* Excerpted data *

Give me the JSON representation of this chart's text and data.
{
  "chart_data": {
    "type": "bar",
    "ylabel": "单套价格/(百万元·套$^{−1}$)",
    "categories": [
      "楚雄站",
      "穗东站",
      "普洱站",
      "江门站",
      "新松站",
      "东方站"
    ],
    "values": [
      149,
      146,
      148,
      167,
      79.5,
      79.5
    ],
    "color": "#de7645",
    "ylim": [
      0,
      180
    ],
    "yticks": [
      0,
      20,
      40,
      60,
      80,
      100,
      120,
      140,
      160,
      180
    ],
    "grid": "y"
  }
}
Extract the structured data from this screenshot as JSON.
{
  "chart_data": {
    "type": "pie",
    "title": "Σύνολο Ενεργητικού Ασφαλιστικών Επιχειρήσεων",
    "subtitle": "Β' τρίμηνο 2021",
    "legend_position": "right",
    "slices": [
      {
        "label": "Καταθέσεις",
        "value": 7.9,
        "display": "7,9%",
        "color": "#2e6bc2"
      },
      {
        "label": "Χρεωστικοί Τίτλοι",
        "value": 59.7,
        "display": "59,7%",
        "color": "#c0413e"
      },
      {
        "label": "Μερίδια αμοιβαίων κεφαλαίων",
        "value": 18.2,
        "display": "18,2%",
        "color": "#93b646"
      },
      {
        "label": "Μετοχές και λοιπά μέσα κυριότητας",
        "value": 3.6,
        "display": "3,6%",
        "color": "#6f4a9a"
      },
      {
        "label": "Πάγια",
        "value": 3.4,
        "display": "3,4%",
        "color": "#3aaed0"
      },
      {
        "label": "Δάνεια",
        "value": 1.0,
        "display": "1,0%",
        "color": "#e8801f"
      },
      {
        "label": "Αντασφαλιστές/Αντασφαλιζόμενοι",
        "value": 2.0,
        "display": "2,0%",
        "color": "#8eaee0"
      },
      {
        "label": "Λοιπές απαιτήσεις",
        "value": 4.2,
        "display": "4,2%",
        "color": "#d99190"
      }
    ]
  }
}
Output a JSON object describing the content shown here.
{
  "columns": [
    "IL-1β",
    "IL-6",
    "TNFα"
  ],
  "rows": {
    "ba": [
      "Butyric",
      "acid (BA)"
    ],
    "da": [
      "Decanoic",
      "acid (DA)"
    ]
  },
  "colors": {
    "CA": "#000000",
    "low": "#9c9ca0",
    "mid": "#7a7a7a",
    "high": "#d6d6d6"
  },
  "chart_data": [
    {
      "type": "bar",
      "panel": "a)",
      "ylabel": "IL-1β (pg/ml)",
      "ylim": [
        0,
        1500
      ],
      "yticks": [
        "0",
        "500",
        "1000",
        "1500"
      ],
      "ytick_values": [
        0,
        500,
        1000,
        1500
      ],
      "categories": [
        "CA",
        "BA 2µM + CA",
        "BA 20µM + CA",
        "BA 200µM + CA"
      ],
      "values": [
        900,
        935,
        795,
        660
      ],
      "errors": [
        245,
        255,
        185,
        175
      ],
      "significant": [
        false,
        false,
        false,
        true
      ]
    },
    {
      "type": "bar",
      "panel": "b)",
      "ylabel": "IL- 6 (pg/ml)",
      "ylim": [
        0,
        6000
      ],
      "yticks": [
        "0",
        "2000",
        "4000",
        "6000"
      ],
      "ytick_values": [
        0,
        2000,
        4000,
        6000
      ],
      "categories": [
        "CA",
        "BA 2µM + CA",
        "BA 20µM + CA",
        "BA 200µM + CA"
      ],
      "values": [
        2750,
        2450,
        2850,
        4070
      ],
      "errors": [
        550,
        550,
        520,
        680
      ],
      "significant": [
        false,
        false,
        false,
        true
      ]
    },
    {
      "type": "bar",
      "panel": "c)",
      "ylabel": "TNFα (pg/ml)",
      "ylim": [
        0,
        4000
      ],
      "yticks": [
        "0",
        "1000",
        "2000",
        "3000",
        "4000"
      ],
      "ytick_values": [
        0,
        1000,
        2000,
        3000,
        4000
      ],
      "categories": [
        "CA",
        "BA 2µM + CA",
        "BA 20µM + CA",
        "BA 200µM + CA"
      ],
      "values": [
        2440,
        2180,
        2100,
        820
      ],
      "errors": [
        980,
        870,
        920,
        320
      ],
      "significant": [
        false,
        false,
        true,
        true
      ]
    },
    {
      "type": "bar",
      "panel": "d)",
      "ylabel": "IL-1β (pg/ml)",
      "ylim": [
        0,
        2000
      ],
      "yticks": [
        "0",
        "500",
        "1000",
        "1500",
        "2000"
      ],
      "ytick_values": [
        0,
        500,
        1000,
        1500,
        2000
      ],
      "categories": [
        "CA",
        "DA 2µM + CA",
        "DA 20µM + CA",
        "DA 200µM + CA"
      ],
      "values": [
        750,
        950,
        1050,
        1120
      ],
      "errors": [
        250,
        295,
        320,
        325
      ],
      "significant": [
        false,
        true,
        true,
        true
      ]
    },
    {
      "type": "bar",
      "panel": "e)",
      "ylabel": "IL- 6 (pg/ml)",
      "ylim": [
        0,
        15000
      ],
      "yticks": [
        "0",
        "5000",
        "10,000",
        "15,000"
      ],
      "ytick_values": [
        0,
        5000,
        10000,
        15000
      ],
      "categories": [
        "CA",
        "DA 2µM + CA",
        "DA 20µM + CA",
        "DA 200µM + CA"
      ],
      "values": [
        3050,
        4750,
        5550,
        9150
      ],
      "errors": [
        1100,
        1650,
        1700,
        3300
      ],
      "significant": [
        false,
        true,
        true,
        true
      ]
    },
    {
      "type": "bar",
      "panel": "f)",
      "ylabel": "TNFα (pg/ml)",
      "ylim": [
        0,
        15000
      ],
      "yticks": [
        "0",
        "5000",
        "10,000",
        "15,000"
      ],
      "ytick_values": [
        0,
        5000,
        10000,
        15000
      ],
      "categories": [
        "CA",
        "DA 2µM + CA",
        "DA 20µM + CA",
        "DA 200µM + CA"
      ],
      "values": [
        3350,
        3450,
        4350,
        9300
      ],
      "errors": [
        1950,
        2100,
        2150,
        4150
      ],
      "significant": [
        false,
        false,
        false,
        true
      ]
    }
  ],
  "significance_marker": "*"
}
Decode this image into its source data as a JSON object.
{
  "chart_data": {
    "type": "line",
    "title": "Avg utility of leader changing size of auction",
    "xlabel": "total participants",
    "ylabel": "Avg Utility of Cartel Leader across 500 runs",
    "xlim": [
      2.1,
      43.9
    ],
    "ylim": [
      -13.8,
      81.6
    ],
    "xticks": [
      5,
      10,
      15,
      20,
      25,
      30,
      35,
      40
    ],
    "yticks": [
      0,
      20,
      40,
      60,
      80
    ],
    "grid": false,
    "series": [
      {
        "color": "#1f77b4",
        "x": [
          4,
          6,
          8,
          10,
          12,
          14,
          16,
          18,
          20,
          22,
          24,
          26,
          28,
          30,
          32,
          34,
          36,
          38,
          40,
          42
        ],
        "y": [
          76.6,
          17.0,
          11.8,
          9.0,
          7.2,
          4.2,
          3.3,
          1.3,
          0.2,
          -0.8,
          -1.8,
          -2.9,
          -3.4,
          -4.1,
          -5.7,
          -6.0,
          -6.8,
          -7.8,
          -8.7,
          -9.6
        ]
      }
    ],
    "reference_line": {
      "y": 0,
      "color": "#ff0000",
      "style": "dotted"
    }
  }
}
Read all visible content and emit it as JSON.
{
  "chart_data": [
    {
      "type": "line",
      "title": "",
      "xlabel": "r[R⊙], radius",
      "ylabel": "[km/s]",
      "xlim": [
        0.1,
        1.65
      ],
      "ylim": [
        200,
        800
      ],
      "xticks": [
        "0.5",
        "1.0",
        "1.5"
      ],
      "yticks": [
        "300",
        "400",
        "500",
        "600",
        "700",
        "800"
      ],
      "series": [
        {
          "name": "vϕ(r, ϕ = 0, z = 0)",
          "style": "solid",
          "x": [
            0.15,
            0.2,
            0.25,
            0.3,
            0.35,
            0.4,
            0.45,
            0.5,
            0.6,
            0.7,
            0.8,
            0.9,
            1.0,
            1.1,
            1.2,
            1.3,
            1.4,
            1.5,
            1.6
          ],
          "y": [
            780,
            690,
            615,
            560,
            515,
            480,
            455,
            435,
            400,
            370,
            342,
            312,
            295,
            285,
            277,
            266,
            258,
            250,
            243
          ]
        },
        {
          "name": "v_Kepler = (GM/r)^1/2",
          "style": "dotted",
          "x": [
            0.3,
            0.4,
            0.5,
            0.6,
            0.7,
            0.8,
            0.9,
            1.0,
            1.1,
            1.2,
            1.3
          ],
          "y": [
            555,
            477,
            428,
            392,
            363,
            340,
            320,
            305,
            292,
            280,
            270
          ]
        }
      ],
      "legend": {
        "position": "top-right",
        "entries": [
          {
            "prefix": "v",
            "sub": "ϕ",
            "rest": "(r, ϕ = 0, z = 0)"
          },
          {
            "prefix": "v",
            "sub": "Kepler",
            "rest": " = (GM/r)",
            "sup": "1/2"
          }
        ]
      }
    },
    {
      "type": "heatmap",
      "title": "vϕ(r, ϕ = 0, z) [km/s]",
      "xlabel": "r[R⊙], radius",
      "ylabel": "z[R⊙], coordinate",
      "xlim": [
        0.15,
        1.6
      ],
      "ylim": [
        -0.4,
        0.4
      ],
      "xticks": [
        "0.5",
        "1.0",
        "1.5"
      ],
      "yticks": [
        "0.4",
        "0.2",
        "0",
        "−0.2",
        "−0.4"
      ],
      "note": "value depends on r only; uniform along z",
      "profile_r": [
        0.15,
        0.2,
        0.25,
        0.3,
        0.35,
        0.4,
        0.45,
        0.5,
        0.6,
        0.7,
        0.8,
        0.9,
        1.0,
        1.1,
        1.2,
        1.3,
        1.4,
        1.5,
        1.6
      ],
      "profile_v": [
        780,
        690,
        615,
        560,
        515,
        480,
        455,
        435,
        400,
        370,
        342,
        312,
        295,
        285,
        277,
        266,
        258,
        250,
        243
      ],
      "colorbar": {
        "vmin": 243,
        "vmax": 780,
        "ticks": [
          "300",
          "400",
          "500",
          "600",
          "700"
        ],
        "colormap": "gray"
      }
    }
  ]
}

* Aim of the task *
From the entries, copy out each line containing the word "style".

* Written solution *
      "style": "dotted"
          "style": "solid",
          "style": "dotted",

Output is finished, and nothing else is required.